_AIM OF THE EXERCISE_.
Only lines with the word "stuffe" are needed; collect each of them from the listing below.

(PROVIDED DATA Opens)

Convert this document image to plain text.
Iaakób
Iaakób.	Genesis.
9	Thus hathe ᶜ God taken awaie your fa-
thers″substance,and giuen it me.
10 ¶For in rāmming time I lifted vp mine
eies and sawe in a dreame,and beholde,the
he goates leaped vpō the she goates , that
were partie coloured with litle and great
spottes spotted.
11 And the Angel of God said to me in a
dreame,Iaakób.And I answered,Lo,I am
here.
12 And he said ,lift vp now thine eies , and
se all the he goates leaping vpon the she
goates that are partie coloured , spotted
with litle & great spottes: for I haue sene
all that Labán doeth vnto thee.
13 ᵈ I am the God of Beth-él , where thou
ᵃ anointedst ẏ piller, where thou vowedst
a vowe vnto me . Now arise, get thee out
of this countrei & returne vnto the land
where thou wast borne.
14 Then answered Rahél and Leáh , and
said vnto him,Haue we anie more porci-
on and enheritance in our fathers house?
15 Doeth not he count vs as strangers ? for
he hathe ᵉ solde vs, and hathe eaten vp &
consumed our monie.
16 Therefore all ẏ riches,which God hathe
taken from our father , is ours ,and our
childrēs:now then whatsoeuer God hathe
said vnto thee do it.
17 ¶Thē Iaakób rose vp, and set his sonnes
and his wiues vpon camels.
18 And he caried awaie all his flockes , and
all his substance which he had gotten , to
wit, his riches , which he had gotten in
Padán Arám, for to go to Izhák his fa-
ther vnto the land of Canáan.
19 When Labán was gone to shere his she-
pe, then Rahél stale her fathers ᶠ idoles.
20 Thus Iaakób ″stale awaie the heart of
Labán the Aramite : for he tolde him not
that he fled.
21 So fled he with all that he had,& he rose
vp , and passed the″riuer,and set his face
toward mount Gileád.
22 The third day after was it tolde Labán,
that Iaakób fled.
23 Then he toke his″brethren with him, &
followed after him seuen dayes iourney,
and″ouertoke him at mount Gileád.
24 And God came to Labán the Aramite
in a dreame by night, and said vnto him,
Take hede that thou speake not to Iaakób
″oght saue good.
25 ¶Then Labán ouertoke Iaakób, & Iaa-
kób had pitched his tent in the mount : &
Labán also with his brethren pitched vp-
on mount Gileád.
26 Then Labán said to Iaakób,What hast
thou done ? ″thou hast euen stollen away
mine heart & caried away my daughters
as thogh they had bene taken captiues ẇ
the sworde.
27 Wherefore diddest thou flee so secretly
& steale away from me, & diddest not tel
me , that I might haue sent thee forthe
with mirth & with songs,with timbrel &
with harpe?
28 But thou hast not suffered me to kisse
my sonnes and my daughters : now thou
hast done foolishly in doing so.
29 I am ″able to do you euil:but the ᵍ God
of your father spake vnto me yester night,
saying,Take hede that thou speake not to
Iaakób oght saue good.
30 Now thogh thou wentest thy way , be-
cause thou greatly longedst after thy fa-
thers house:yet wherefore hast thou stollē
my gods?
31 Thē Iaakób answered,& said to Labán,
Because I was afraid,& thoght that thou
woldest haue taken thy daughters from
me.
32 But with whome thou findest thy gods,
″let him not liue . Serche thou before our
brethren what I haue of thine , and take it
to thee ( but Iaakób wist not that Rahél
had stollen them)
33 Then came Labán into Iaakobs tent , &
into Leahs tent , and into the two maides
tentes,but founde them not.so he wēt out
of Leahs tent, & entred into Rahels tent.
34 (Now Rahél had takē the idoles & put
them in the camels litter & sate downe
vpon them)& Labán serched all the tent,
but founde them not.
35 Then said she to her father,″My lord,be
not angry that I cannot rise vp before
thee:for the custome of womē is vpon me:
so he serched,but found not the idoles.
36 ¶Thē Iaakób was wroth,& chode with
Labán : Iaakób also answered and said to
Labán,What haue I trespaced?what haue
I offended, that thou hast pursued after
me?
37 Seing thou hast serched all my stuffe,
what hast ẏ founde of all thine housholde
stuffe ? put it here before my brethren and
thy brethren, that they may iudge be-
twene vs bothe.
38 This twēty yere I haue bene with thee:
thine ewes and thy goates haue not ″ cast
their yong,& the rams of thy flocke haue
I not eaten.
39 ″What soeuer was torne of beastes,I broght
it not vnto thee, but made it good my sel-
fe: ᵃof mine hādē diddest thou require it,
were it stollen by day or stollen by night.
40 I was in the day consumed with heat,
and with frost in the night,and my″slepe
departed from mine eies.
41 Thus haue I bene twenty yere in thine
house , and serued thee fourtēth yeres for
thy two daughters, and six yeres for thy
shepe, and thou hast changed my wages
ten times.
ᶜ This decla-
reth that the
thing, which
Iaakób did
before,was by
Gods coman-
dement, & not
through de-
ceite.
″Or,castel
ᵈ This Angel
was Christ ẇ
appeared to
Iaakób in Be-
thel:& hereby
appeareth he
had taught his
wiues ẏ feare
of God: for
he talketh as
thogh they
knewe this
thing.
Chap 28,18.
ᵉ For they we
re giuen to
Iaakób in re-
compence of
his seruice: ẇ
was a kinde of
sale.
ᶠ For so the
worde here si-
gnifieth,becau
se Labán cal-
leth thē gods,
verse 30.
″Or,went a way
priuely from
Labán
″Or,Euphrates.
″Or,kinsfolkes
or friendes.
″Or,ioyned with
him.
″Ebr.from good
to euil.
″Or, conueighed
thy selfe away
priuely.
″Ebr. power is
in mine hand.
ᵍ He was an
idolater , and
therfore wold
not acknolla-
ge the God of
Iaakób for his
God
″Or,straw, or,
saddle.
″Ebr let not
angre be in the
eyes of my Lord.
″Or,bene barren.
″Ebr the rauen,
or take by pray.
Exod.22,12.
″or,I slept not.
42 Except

(PROVIDED DATA Closes)

_RESULT OF THE EXERCISE_.
37 Seing thou hast serched all my stuffe,
stuffe ? put it here before my brethren and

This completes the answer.